- What is expected -
Print out every line, exactly as written.

Extracted data entries

⟨

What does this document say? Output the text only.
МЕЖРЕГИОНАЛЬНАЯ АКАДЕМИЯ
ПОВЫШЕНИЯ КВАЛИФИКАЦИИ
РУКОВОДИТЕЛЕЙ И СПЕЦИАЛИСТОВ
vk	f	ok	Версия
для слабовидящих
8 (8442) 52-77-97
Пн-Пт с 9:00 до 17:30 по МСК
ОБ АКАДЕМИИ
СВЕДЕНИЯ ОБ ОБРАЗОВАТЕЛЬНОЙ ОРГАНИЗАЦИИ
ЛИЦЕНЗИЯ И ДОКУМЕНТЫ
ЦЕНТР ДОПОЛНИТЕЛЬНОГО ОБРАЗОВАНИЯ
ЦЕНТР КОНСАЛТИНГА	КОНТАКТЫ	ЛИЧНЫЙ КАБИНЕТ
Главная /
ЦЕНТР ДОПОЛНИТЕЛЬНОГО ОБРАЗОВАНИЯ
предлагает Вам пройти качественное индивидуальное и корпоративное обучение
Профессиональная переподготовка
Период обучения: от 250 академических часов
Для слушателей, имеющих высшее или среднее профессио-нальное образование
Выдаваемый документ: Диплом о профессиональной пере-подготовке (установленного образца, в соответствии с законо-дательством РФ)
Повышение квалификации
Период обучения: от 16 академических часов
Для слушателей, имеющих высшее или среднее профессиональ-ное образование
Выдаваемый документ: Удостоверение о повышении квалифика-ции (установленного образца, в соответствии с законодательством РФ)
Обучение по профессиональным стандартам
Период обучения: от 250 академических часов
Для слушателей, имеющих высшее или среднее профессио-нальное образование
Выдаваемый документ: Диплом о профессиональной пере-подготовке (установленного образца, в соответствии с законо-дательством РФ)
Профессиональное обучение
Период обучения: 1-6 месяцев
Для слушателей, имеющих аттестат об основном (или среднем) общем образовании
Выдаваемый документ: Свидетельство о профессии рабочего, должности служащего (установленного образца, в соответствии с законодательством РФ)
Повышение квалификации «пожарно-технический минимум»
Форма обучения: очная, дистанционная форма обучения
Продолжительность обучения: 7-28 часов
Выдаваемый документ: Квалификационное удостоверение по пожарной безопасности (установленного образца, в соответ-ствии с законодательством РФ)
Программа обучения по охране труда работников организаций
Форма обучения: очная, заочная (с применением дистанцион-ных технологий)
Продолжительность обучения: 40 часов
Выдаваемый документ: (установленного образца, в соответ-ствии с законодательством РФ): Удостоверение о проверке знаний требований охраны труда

⟩

- Reply -
What does this document say? Output the text only.
МЕЖРЕГИОНАЛЬНАЯ АКАДЕМИЯ
ПОВЫШЕНИЯ КВАЛИФИКАЦИИ
РУКОВОДИТЕЛЕЙ И СПЕЦИАЛИСТОВ
vk	f	ok	Версия
для слабовидящих
8 (8442) 52-77-97
Пн-Пт с 9:00 до 17:30 по МСК
ОБ АКАДЕМИИ
СВЕДЕНИЯ ОБ ОБРАЗОВАТЕЛЬНОЙ ОРГАНИЗАЦИИ
ЛИЦЕНЗИЯ И ДОКУМЕНТЫ
ЦЕНТР ДОПОЛНИТЕЛЬНОГО ОБРАЗОВАНИЯ
ЦЕНТР КОНСАЛТИНГА	КОНТАКТЫ	ЛИЧНЫЙ КАБИНЕТ
Главная /
ЦЕНТР ДОПОЛНИТЕЛЬНОГО ОБРАЗОВАНИЯ
предлагает Вам пройти качественное индивидуальное и корпоративное обучение
Профессиональная переподготовка
Период обучения: от 250 академических часов
Для слушателей, имеющих высшее или среднее профессио-нальное образование
Выдаваемый документ: Диплом о профессиональной пере-подготовке (установленного образца, в соответствии с законо-дательством РФ)
Повышение квалификации
Период обучения: от 16 академических часов
Для слушателей, имеющих высшее или среднее профессиональ-ное образование
Выдаваемый документ: Удостоверение о повышении квалифика-ции (установленного образца, в соответствии с законодательством РФ)
Обучение по профессиональным стандартам
Период обучения: от 250 академических часов
Для слушателей, имеющих высшее или среднее профессио-нальное образование
Выдаваемый документ: Диплом о профессиональной пере-подготовке (установленного образца, в соответствии с законо-дательством РФ)
Профессиональное обучение
Период обучения: 1-6 месяцев
Для слушателей, имеющих аттестат об основном (или среднем) общем образовании
Выдаваемый документ: Свидетельство о профессии рабочего, должности служащего (установленного образца, в соответствии с законодательством РФ)
Повышение квалификации «пожарно-технический минимум»
Форма обучения: очная, дистанционная форма обучения
Продолжительность обучения: 7-28 часов
Выдаваемый документ: Квалификационное удостоверение по пожарной безопасности (установленного образца, в соответ-ствии с законодательством РФ)
Программа обучения по охране труда работников организаций
Форма обучения: очная, заочная (с применением дистанцион-ных технологий)
Продолжительность обучения: 40 часов
Выдаваемый документ: (установленного образца, в соответ-ствии с законодательством РФ): Удостоверение о проверке знаний требований охраны труда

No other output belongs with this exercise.